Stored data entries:
══════

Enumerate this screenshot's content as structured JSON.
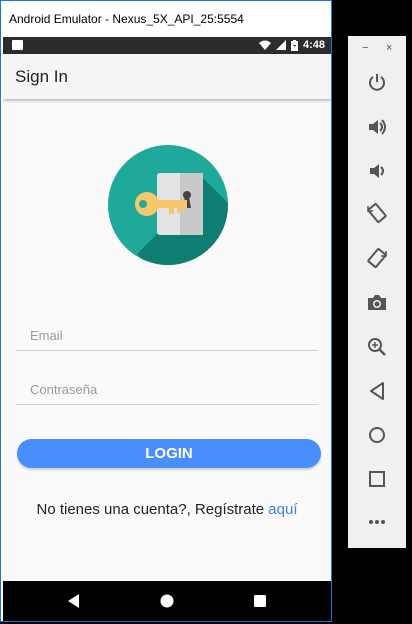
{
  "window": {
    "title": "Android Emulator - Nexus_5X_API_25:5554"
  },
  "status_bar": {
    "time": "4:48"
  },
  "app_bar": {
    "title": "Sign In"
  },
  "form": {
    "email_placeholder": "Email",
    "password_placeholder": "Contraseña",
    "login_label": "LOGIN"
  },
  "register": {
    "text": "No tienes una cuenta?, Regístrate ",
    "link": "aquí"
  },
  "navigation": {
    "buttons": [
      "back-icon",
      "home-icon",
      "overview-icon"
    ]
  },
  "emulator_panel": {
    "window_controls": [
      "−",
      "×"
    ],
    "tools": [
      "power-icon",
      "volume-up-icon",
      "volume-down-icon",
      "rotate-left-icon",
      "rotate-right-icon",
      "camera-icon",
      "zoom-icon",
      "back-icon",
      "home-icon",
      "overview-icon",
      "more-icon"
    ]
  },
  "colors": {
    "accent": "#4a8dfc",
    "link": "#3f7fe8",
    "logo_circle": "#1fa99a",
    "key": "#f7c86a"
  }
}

══════

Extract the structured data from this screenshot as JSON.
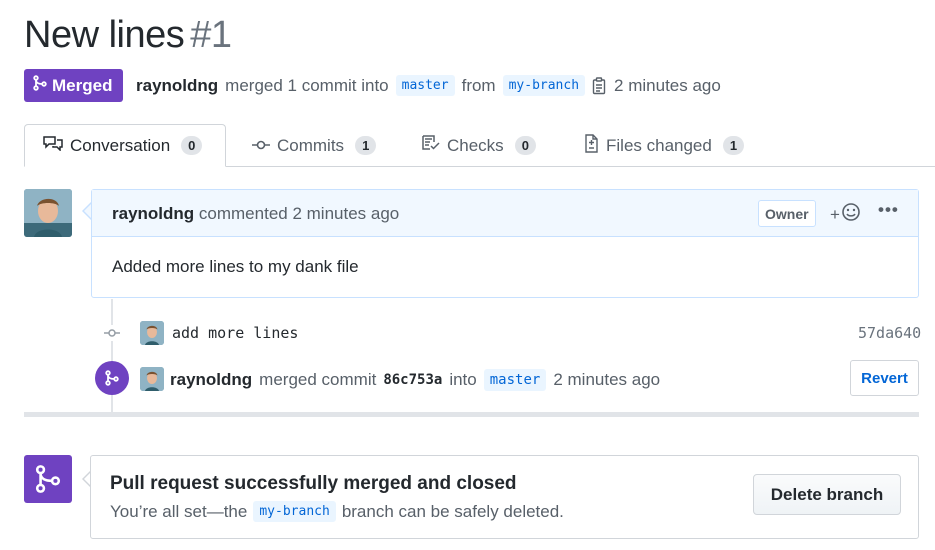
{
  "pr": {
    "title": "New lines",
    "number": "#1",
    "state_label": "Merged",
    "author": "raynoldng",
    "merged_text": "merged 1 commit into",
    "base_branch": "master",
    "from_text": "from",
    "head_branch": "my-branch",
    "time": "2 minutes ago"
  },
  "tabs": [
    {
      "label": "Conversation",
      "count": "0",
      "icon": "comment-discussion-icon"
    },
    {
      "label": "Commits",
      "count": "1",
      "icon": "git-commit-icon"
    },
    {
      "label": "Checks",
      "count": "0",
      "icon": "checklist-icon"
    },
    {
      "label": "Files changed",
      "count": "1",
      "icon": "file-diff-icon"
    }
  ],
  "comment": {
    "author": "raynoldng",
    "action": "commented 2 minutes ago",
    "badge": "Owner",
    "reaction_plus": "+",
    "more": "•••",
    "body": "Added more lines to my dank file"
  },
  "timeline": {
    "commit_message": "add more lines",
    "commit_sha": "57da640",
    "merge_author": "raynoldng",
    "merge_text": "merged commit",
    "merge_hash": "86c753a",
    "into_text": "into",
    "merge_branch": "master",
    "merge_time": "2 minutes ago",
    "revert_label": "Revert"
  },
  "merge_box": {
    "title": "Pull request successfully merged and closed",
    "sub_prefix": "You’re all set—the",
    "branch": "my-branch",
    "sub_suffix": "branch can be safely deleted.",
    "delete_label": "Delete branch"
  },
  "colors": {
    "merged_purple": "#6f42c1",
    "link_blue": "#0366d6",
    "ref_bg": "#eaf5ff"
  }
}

══════

Task details:
Show the lines that mention the word "title".

Solution to the exercise:
    "title": "Android Emulator - Nexus_5X_API_25:5554"
    "title": "Sign In"
    "title": "New lines",
    "title": "Pull request successfully merged and closed",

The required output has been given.